What to do:
Gather all lines containing the string "Singular" and copy them out.

Supplied records:
┌──

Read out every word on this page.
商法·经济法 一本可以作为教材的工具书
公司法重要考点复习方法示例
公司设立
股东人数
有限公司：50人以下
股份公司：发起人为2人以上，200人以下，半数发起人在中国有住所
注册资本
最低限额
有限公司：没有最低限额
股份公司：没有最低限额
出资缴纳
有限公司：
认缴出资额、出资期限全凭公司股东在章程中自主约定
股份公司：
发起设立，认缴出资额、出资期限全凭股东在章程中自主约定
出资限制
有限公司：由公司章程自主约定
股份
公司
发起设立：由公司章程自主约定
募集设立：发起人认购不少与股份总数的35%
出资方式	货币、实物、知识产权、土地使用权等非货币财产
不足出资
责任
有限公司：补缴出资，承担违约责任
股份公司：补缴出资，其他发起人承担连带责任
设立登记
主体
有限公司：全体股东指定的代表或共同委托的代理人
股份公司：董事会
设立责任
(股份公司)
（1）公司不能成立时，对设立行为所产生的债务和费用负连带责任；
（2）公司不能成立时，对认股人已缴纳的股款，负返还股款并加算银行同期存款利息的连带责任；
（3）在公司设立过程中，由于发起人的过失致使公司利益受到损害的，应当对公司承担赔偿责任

└──
┌──

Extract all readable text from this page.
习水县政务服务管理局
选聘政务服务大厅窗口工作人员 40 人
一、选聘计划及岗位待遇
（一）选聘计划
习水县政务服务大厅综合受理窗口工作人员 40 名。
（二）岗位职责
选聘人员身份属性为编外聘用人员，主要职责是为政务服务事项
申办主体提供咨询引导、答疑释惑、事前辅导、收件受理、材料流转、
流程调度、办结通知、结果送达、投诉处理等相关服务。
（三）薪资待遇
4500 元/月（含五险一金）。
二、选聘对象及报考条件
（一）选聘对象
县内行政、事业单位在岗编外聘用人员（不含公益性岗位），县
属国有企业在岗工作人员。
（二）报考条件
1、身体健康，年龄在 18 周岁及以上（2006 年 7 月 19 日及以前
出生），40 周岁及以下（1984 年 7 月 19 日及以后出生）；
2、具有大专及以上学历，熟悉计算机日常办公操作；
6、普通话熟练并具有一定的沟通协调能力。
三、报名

└──
┌──

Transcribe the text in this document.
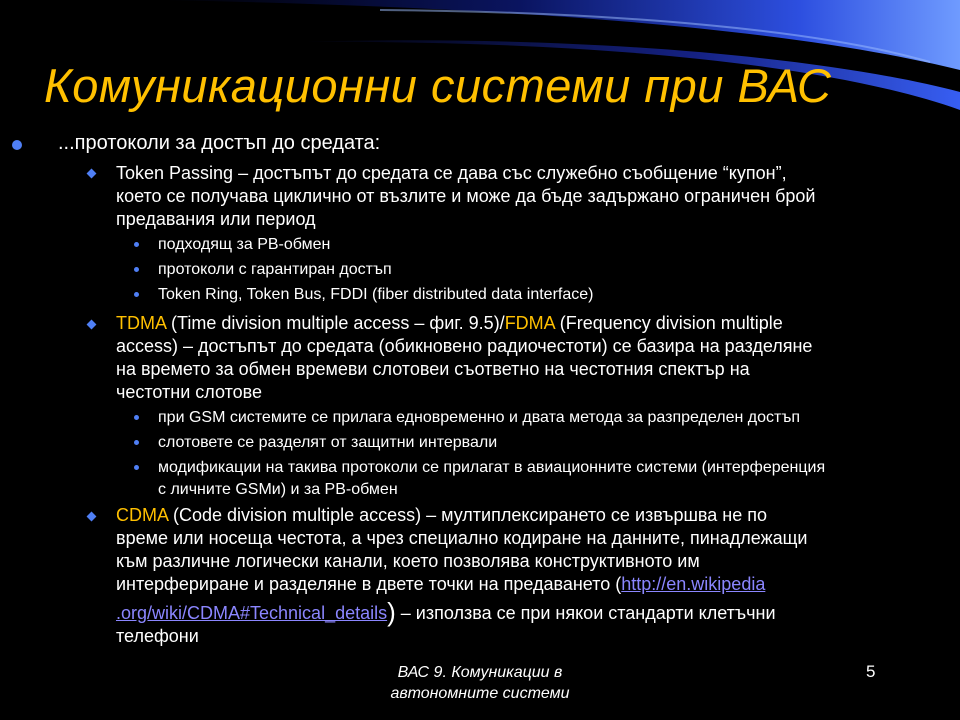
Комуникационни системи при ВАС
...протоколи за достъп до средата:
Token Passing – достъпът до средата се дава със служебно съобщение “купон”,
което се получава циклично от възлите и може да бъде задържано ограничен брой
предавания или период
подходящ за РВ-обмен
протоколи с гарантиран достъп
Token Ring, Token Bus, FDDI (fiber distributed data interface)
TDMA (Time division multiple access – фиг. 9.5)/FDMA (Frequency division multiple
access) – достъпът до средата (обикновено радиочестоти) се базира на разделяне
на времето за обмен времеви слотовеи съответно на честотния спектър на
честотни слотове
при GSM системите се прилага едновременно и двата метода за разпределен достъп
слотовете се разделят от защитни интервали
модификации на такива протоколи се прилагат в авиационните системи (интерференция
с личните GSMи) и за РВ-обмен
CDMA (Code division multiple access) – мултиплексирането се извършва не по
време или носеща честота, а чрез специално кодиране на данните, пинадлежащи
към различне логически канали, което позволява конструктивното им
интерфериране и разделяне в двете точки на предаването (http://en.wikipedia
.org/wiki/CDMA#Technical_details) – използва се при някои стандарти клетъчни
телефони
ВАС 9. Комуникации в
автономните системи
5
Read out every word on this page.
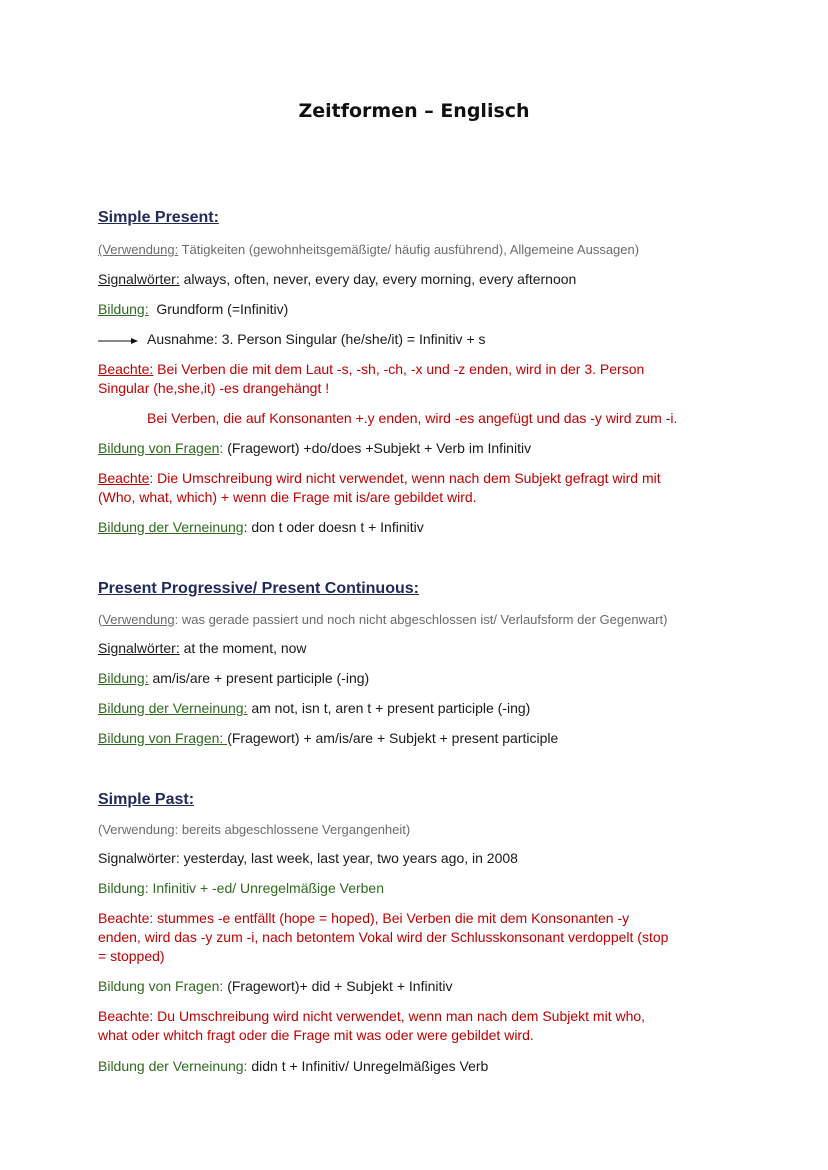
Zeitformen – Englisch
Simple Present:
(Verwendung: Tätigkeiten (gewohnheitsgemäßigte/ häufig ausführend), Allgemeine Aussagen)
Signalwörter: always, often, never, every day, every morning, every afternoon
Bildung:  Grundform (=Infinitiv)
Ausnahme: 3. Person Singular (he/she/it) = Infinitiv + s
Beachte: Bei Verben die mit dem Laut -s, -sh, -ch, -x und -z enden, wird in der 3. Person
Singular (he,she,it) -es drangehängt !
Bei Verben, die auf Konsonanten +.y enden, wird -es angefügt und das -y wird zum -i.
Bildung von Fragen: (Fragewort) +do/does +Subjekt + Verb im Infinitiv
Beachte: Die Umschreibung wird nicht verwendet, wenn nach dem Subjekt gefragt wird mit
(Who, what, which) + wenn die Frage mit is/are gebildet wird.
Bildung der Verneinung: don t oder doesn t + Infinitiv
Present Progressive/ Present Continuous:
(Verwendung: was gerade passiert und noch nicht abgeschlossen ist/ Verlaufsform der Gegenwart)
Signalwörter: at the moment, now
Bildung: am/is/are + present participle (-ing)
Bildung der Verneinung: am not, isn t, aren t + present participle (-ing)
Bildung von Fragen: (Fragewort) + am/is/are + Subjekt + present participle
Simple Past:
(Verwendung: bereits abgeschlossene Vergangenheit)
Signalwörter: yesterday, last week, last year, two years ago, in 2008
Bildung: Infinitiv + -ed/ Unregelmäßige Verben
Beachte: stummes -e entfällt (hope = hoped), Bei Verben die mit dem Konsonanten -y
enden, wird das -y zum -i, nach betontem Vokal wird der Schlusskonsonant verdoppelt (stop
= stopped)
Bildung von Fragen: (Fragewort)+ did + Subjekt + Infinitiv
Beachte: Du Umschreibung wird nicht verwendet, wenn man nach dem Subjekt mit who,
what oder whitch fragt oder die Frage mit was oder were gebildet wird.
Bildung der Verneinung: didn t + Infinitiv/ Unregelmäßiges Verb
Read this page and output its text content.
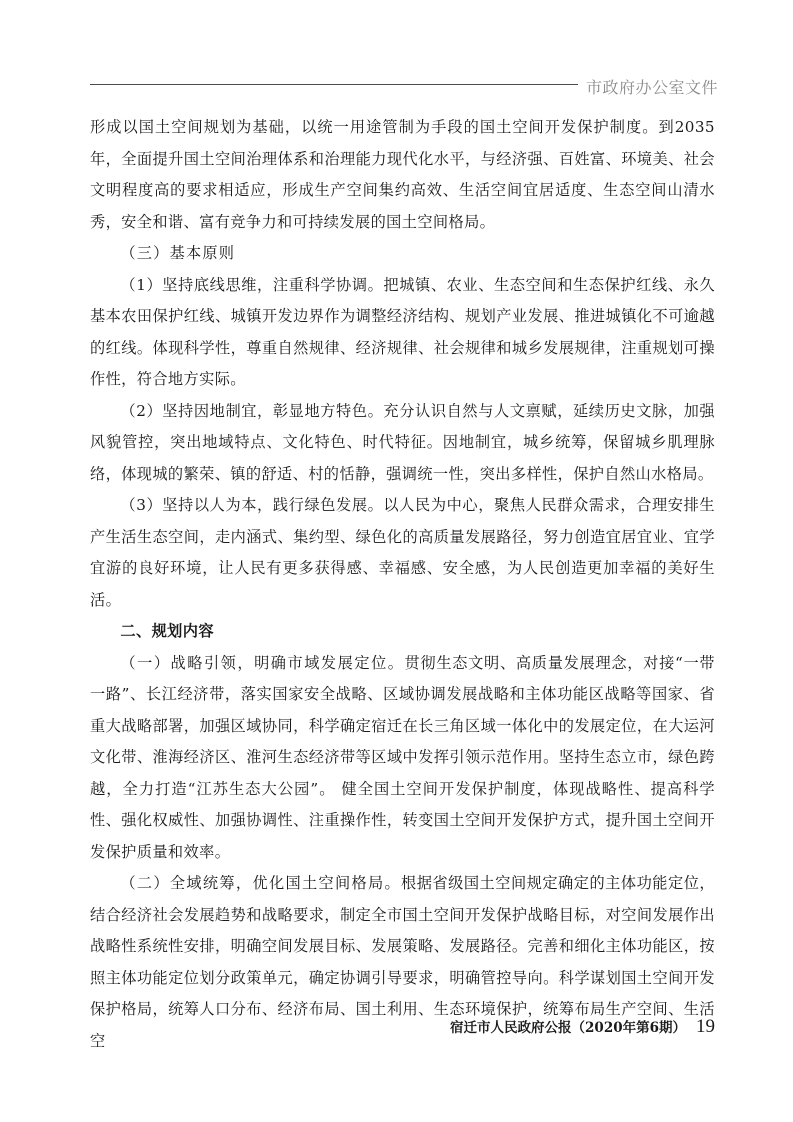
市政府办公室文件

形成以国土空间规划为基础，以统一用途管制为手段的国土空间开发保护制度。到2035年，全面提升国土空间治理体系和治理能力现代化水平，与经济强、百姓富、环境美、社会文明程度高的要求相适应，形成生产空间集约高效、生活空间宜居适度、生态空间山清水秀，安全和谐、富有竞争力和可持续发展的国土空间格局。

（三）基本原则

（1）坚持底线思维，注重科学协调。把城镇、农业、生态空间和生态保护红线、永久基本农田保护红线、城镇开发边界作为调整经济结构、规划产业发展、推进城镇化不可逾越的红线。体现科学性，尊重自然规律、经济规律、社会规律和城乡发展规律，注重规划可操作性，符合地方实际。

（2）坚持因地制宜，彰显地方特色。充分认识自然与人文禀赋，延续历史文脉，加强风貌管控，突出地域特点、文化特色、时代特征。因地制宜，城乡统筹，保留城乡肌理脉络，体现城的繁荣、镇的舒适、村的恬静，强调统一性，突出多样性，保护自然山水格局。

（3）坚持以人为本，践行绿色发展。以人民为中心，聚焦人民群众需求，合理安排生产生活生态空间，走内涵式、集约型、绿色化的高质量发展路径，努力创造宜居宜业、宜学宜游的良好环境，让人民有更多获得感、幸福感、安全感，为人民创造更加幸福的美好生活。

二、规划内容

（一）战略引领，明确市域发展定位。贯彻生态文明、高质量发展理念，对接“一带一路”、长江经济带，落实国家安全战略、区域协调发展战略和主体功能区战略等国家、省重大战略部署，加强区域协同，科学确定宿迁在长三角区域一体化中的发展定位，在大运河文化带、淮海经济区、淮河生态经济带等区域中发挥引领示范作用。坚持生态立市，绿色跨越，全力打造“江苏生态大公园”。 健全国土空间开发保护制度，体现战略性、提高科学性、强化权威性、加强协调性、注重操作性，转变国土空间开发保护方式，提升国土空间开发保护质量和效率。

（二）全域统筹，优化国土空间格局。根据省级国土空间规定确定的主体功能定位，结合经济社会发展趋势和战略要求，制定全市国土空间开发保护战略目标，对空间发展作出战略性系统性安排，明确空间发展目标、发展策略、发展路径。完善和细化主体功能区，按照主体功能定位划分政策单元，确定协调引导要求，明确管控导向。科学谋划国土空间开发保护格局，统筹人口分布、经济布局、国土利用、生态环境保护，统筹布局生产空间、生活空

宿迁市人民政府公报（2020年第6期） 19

└──

Written answer:
Ausnahme: 3. Person Singular (he/she/it) = Infinitiv + s
Singular (he,she,it) -es drangehängt !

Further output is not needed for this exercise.